# The input start

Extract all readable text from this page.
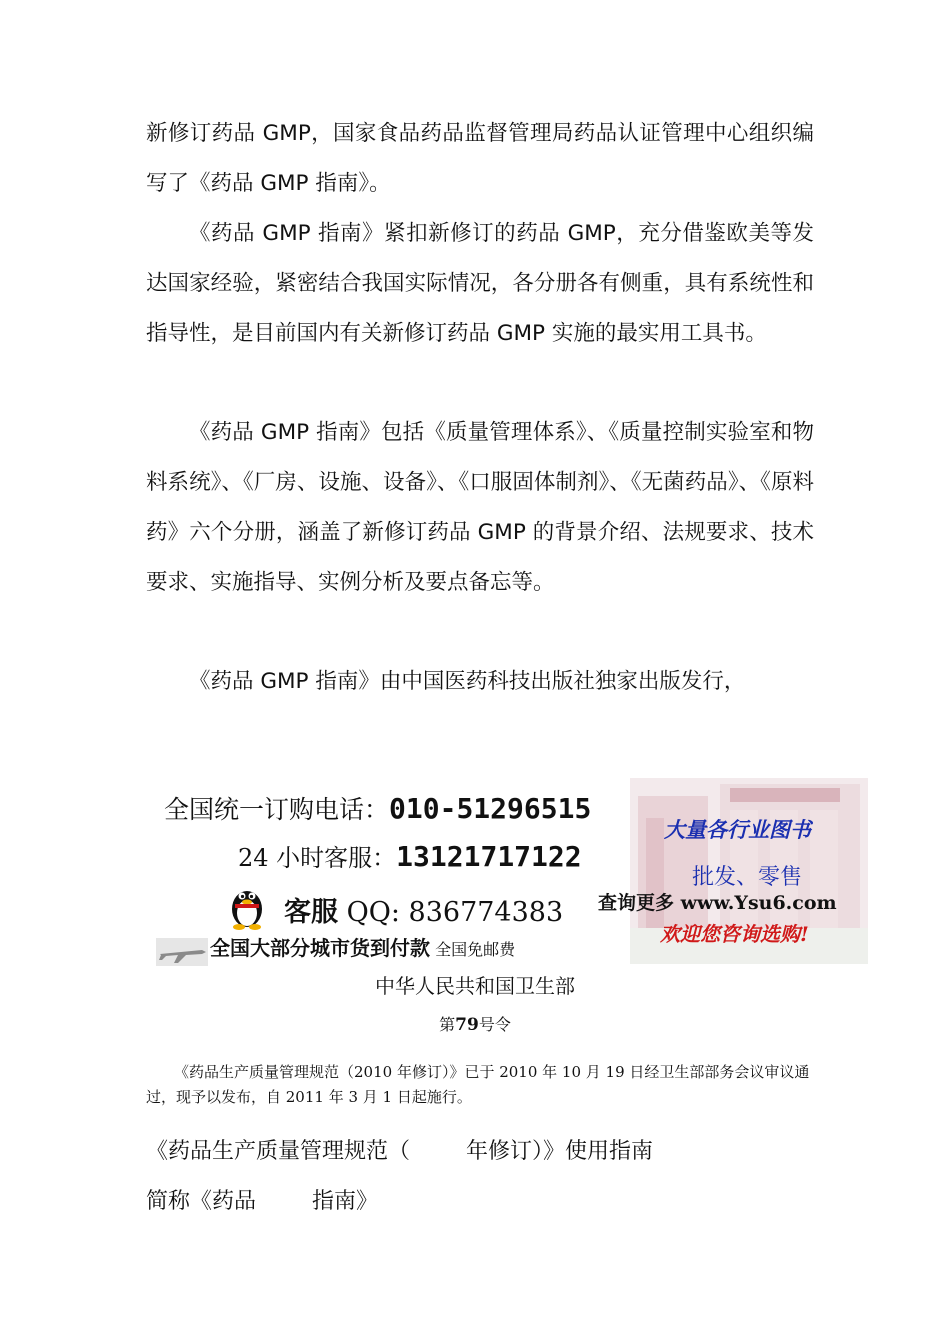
新修订药品 GMP，国家食品药品监督管理局药品认证管理中心组织编写了《药品 GMP 指南》。

《药品 GMP 指南》紧扣新修订的药品 GMP，充分借鉴欧美等发达国家经验，紧密结合我国实际情况，各分册各有侧重，具有系统性和指导性，是目前国内有关新修订药品 GMP 实施的最实用工具书。

《药品 GMP 指南》包括《质量管理体系》、《质量控制实验室和物料系统》、《厂房、设施、设备》、《口服固体制剂》、《无菌药品》、《原料药》六个分册，涵盖了新修订药品 GMP 的背景介绍、法规要求、技术要求、实施指导、实例分析及要点备忘等。

《药品 GMP 指南》由中国医药科技出版社独家出版发行，

全国统一订购电话：010-51296515
24 小时客服：13121717122
客服 QQ: 836774383
全国大部分城市货到付款 全国免邮费
大量各行业图书
批发、零售
欢迎您咨询选购!
查询更多 www.Ysu6.com
中华人民共和国卫生部
第79号令

《药品生产质量管理规范（2010 年修订）》已于 2010 年 10 月 19 日经卫生部部务会议审议通过，现予以发布，自 2011 年 3 月 1 日起施行。

《药品生产质量管理规范（        年修订）》使用指南
简称《药品        指南》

# The input end

● **Exercise aim**: Quote the entries in full. Any image among them is to be omitted from the copy.

● **Solved problem**:
Extract all readable text from this page.
新修订药品 GMP，国家食品药品监督管理局药品认证管理中心组织编写了《药品 GMP 指南》。

《药品 GMP 指南》紧扣新修订的药品 GMP，充分借鉴欧美等发达国家经验，紧密结合我国实际情况，各分册各有侧重，具有系统性和指导性，是目前国内有关新修订药品 GMP 实施的最实用工具书。

《药品 GMP 指南》包括《质量管理体系》、《质量控制实验室和物料系统》、《厂房、设施、设备》、《口服固体制剂》、《无菌药品》、《原料药》六个分册，涵盖了新修订药品 GMP 的背景介绍、法规要求、技术要求、实施指导、实例分析及要点备忘等。

《药品 GMP 指南》由中国医药科技出版社独家出版发行，

全国统一订购电话：010-51296515
24 小时客服：13121717122
客服 QQ: 836774383
全国大部分城市货到付款 全国免邮费
大量各行业图书
批发、零售
欢迎您咨询选购!
查询更多 www.Ysu6.com
中华人民共和国卫生部
第79号令

《药品生产质量管理规范（2010 年修订）》已于 2010 年 10 月 19 日经卫生部部务会议审议通过，现予以发布，自 2011 年 3 月 1 日起施行。

《药品生产质量管理规范（        年修订）》使用指南
简称《药品        指南》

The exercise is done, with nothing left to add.